__Your instructions__.
Return the number of lines in which the word "name" appears; add nothing else.
- - -
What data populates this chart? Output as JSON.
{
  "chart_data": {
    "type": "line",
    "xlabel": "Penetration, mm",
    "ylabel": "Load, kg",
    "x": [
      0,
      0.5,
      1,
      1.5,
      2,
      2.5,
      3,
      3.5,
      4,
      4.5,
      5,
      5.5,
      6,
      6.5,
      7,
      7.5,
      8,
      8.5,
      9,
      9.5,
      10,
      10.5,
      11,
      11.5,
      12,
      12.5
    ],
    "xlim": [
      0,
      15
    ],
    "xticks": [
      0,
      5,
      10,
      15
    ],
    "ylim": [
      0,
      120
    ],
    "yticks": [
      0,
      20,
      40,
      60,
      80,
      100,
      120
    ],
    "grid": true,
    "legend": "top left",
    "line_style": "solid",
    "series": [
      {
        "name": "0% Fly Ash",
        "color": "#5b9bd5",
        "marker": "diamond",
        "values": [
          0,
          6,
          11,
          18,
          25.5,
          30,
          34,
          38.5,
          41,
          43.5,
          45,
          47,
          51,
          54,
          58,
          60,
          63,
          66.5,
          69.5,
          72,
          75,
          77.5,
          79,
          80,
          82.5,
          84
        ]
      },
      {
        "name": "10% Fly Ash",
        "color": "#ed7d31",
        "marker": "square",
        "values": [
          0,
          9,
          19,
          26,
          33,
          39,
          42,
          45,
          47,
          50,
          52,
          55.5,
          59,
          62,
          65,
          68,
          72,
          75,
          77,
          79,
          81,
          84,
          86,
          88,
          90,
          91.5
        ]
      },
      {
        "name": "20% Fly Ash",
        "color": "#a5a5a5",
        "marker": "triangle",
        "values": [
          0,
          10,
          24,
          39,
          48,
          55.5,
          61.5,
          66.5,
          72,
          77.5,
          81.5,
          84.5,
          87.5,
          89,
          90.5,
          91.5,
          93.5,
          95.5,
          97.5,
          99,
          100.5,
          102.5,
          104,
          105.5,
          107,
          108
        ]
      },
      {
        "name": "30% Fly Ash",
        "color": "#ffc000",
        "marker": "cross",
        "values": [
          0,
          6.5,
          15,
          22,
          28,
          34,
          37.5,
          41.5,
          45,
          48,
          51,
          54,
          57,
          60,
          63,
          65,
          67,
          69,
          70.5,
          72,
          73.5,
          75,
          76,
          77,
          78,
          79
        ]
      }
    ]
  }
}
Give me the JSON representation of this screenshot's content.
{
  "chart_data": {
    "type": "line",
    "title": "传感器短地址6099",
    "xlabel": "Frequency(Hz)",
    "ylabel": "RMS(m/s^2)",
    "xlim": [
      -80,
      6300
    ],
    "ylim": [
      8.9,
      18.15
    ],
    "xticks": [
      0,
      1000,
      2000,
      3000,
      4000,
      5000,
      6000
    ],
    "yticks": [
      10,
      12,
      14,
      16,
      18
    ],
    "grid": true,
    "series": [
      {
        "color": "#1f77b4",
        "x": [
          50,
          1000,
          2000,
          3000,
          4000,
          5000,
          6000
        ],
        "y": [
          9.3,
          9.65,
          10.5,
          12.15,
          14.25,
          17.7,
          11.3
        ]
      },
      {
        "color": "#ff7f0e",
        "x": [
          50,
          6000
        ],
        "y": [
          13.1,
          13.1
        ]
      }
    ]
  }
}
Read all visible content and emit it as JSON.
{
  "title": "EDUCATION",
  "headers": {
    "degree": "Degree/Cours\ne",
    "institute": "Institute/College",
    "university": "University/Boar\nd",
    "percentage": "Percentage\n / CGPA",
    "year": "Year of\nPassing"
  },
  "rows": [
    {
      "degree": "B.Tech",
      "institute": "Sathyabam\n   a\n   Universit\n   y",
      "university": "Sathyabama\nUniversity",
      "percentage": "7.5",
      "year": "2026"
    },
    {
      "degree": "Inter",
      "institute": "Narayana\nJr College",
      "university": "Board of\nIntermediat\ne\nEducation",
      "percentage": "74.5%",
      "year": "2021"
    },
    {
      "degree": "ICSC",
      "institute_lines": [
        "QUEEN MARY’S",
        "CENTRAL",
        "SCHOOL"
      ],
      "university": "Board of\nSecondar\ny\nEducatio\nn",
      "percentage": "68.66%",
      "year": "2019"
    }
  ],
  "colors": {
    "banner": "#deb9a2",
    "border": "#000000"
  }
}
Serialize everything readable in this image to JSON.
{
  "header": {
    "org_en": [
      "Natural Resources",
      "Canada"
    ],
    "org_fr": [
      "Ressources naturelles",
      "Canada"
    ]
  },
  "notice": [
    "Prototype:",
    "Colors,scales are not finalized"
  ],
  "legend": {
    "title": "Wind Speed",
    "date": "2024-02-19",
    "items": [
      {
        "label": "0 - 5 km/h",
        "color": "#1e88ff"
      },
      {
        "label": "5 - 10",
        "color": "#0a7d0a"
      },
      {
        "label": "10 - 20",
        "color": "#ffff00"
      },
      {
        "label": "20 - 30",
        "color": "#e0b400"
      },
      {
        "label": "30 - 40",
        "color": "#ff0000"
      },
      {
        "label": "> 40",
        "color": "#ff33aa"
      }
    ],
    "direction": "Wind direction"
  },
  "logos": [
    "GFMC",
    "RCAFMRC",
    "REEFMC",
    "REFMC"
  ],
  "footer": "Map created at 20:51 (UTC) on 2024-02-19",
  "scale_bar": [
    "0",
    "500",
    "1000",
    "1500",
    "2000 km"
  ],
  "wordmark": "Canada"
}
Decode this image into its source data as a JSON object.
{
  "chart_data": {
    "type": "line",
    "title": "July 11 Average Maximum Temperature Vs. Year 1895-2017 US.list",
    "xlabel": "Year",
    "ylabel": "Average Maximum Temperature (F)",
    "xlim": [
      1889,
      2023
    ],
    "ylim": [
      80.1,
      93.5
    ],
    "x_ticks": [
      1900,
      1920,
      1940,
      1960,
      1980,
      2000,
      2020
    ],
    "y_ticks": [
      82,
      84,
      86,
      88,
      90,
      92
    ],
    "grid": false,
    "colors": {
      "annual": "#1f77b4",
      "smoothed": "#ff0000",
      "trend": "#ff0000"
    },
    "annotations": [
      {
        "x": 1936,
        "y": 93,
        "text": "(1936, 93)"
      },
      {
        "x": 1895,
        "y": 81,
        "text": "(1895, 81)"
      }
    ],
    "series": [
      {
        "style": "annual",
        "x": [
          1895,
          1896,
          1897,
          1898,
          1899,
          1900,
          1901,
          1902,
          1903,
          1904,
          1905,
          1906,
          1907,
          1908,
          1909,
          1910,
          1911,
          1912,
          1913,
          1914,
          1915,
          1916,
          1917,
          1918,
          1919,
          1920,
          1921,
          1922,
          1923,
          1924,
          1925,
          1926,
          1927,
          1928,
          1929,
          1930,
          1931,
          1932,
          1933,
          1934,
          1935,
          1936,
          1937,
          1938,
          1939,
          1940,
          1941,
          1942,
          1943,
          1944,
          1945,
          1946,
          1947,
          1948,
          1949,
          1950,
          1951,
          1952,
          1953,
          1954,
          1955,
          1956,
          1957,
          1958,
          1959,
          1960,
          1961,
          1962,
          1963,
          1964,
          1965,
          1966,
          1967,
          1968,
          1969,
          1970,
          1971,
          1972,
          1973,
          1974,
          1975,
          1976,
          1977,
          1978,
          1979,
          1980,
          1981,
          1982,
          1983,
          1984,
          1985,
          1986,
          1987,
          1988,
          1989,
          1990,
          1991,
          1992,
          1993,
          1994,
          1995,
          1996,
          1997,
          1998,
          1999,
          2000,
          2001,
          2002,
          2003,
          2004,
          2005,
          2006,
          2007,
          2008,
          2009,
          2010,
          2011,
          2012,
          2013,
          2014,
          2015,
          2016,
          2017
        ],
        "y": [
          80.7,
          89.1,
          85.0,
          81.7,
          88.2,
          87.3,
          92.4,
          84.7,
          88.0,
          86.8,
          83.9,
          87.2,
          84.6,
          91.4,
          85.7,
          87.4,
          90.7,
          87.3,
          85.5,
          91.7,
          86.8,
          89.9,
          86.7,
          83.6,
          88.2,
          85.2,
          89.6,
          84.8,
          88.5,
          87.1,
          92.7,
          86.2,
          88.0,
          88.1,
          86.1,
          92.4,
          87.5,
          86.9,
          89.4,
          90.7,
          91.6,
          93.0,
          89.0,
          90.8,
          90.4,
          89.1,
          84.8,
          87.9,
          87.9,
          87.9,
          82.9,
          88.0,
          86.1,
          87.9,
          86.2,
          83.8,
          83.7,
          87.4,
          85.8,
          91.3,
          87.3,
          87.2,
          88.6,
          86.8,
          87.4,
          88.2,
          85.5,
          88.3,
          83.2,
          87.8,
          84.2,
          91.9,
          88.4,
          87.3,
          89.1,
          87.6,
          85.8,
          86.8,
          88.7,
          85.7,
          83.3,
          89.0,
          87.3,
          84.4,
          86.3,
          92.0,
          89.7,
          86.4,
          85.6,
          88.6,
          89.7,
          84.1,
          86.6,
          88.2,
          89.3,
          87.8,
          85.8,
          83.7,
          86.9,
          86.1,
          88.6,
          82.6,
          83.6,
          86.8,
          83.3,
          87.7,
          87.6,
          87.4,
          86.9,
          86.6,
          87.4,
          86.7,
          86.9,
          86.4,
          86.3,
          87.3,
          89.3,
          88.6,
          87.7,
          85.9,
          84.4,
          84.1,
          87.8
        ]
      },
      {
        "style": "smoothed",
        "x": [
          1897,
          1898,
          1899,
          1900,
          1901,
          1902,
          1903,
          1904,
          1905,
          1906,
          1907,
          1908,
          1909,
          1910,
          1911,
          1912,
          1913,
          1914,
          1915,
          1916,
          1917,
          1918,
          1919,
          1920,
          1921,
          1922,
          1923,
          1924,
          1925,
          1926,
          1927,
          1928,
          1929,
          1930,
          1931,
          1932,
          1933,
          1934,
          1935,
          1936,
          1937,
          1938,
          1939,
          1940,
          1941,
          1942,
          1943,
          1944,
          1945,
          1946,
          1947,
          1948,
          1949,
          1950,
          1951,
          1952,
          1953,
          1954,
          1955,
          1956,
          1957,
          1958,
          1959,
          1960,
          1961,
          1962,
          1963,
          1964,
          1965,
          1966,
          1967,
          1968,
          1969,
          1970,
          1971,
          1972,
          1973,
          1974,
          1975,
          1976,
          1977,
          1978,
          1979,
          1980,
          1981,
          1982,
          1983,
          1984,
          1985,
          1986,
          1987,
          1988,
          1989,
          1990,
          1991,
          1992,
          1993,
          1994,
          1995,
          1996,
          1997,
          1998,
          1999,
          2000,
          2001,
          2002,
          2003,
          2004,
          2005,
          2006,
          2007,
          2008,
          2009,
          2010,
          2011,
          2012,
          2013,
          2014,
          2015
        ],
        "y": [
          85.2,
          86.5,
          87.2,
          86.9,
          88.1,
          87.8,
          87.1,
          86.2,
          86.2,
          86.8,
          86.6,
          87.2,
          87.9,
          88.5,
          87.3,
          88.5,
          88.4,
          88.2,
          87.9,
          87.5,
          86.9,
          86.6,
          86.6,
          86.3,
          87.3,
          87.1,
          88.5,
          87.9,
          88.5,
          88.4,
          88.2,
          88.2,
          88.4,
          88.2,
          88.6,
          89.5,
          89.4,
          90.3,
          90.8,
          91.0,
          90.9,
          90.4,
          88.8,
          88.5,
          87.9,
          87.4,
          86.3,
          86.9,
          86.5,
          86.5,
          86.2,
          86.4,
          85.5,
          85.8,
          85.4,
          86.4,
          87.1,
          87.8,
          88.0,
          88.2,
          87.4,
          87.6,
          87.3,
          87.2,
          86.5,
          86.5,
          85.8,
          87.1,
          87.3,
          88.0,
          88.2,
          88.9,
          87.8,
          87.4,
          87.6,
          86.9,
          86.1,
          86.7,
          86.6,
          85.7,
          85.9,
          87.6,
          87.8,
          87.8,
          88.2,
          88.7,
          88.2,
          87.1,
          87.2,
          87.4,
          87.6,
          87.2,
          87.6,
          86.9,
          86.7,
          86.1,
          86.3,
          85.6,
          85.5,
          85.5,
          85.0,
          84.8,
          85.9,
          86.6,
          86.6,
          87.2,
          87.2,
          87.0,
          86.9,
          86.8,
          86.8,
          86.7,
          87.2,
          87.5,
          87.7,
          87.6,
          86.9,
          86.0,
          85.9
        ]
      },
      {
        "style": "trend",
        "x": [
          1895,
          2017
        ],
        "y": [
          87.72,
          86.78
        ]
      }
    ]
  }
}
- - -
__Task answer__.
4